┌──

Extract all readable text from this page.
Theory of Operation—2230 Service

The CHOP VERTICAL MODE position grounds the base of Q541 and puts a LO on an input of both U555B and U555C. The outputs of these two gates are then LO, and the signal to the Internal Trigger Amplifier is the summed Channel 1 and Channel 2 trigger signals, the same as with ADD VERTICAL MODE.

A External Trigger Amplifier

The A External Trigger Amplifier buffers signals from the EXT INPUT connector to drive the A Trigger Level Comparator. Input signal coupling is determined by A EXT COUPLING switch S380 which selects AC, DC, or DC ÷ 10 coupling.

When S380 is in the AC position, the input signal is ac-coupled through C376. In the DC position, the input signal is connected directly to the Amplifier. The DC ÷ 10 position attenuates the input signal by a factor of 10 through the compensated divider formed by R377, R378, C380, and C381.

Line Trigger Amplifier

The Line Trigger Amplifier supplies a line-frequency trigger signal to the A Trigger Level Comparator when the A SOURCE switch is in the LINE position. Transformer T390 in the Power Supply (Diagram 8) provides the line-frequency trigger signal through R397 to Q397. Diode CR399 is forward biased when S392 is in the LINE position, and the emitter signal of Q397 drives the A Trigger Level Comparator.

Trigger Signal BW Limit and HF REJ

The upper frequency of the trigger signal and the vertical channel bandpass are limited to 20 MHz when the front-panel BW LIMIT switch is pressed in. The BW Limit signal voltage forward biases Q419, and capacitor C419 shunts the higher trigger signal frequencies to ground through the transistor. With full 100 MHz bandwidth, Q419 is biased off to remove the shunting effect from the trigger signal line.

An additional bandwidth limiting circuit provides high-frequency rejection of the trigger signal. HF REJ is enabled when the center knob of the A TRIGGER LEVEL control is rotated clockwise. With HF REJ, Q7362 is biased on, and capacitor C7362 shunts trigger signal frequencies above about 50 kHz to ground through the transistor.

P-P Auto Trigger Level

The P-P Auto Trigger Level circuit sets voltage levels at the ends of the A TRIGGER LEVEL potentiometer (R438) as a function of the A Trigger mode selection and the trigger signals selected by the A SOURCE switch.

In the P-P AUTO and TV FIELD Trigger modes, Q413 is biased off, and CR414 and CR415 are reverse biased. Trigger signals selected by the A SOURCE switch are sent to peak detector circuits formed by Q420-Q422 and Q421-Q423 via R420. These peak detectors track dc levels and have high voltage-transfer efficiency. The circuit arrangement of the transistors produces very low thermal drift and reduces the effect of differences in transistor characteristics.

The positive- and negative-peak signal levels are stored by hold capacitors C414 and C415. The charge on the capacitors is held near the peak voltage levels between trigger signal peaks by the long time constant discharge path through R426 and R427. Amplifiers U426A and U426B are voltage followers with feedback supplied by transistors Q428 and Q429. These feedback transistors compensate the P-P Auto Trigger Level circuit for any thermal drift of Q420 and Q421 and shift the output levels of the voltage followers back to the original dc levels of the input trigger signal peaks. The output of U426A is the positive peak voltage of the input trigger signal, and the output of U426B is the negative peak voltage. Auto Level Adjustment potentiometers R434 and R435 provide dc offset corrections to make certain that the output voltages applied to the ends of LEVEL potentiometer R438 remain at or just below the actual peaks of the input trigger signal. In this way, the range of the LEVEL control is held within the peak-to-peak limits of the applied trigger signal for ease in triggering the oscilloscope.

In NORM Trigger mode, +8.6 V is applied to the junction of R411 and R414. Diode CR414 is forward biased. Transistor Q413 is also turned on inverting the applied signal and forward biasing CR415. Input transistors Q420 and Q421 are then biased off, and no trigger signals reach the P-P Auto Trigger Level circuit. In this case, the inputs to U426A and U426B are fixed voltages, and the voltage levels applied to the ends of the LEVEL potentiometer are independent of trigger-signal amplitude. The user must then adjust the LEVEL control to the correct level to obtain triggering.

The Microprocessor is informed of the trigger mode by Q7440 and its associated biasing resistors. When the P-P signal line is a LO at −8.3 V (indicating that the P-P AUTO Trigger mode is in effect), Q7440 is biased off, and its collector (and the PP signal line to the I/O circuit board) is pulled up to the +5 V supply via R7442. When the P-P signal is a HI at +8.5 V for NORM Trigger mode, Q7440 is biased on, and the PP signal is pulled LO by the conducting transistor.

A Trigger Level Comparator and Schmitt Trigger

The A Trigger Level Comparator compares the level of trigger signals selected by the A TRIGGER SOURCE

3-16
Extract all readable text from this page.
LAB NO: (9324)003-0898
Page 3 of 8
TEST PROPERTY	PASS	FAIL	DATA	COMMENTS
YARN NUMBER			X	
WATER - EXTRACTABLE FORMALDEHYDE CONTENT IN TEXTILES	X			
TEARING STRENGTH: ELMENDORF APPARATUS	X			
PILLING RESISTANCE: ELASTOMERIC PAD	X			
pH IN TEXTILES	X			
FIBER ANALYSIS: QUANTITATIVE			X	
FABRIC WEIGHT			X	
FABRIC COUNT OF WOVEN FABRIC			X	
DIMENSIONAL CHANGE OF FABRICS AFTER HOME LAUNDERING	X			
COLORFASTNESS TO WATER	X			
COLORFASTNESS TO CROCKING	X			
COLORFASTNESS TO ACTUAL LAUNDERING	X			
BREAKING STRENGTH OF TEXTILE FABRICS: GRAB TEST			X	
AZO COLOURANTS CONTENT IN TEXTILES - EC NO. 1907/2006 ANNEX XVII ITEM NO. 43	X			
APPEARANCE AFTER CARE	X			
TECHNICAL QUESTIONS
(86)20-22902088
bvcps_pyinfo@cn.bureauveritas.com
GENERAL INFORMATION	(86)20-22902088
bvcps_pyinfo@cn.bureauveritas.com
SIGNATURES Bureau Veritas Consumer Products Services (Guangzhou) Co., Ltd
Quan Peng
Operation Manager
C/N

└──

> **Aim**: Repeat the data in its entirety, character for character.

> **Response to the task**:
Extract all readable text from this page.
Theory of Operation—2230 Service

The CHOP VERTICAL MODE position grounds the base of Q541 and puts a LO on an input of both U555B and U555C. The outputs of these two gates are then LO, and the signal to the Internal Trigger Amplifier is the summed Channel 1 and Channel 2 trigger signals, the same as with ADD VERTICAL MODE.

A External Trigger Amplifier

The A External Trigger Amplifier buffers signals from the EXT INPUT connector to drive the A Trigger Level Comparator. Input signal coupling is determined by A EXT COUPLING switch S380 which selects AC, DC, or DC ÷ 10 coupling.

When S380 is in the AC position, the input signal is ac-coupled through C376. In the DC position, the input signal is connected directly to the Amplifier. The DC ÷ 10 position attenuates the input signal by a factor of 10 through the compensated divider formed by R377, R378, C380, and C381.

Line Trigger Amplifier

The Line Trigger Amplifier supplies a line-frequency trigger signal to the A Trigger Level Comparator when the A SOURCE switch is in the LINE position. Transformer T390 in the Power Supply (Diagram 8) provides the line-frequency trigger signal through R397 to Q397. Diode CR399 is forward biased when S392 is in the LINE position, and the emitter signal of Q397 drives the A Trigger Level Comparator.

Trigger Signal BW Limit and HF REJ

The upper frequency of the trigger signal and the vertical channel bandpass are limited to 20 MHz when the front-panel BW LIMIT switch is pressed in. The BW Limit signal voltage forward biases Q419, and capacitor C419 shunts the higher trigger signal frequencies to ground through the transistor. With full 100 MHz bandwidth, Q419 is biased off to remove the shunting effect from the trigger signal line.

An additional bandwidth limiting circuit provides high-frequency rejection of the trigger signal. HF REJ is enabled when the center knob of the A TRIGGER LEVEL control is rotated clockwise. With HF REJ, Q7362 is biased on, and capacitor C7362 shunts trigger signal frequencies above about 50 kHz to ground through the transistor.

P-P Auto Trigger Level

The P-P Auto Trigger Level circuit sets voltage levels at the ends of the A TRIGGER LEVEL potentiometer (R438) as a function of the A Trigger mode selection and the trigger signals selected by the A SOURCE switch.

In the P-P AUTO and TV FIELD Trigger modes, Q413 is biased off, and CR414 and CR415 are reverse biased. Trigger signals selected by the A SOURCE switch are sent to peak detector circuits formed by Q420-Q422 and Q421-Q423 via R420. These peak detectors track dc levels and have high voltage-transfer efficiency. The circuit arrangement of the transistors produces very low thermal drift and reduces the effect of differences in transistor characteristics.

The positive- and negative-peak signal levels are stored by hold capacitors C414 and C415. The charge on the capacitors is held near the peak voltage levels between trigger signal peaks by the long time constant discharge path through R426 and R427. Amplifiers U426A and U426B are voltage followers with feedback supplied by transistors Q428 and Q429. These feedback transistors compensate the P-P Auto Trigger Level circuit for any thermal drift of Q420 and Q421 and shift the output levels of the voltage followers back to the original dc levels of the input trigger signal peaks. The output of U426A is the positive peak voltage of the input trigger signal, and the output of U426B is the negative peak voltage. Auto Level Adjustment potentiometers R434 and R435 provide dc offset corrections to make certain that the output voltages applied to the ends of LEVEL potentiometer R438 remain at or just below the actual peaks of the input trigger signal. In this way, the range of the LEVEL control is held within the peak-to-peak limits of the applied trigger signal for ease in triggering the oscilloscope.

In NORM Trigger mode, +8.6 V is applied to the junction of R411 and R414. Diode CR414 is forward biased. Transistor Q413 is also turned on inverting the applied signal and forward biasing CR415. Input transistors Q420 and Q421 are then biased off, and no trigger signals reach the P-P Auto Trigger Level circuit. In this case, the inputs to U426A and U426B are fixed voltages, and the voltage levels applied to the ends of the LEVEL potentiometer are independent of trigger-signal amplitude. The user must then adjust the LEVEL control to the correct level to obtain triggering.

The Microprocessor is informed of the trigger mode by Q7440 and its associated biasing resistors. When the P-P signal line is a LO at −8.3 V (indicating that the P-P AUTO Trigger mode is in effect), Q7440 is biased off, and its collector (and the PP signal line to the I/O circuit board) is pulled up to the +5 V supply via R7442. When the P-P signal is a HI at +8.5 V for NORM Trigger mode, Q7440 is biased on, and the PP signal is pulled LO by the conducting transistor.

A Trigger Level Comparator and Schmitt Trigger

The A Trigger Level Comparator compares the level of trigger signals selected by the A TRIGGER SOURCE

3-16
Extract all readable text from this page.
LAB NO: (9324)003-0898
Page 3 of 8
TEST PROPERTY	PASS	FAIL	DATA	COMMENTS
YARN NUMBER			X	
WATER - EXTRACTABLE FORMALDEHYDE CONTENT IN TEXTILES	X			
TEARING STRENGTH: ELMENDORF APPARATUS	X			
PILLING RESISTANCE: ELASTOMERIC PAD	X			
pH IN TEXTILES	X			
FIBER ANALYSIS: QUANTITATIVE			X	
FABRIC WEIGHT			X	
FABRIC COUNT OF WOVEN FABRIC			X	
DIMENSIONAL CHANGE OF FABRICS AFTER HOME LAUNDERING	X			
COLORFASTNESS TO WATER	X			
COLORFASTNESS TO CROCKING	X			
COLORFASTNESS TO ACTUAL LAUNDERING	X			
BREAKING STRENGTH OF TEXTILE FABRICS: GRAB TEST			X	
AZO COLOURANTS CONTENT IN TEXTILES - EC NO. 1907/2006 ANNEX XVII ITEM NO. 43	X			
APPEARANCE AFTER CARE	X			
TECHNICAL QUESTIONS
(86)20-22902088
bvcps_pyinfo@cn.bureauveritas.com
GENERAL INFORMATION	(86)20-22902088
bvcps_pyinfo@cn.bureauveritas.com
SIGNATURES Bureau Veritas Consumer Products Services (Guangzhou) Co., Ltd
Quan Peng
Operation Manager
C/N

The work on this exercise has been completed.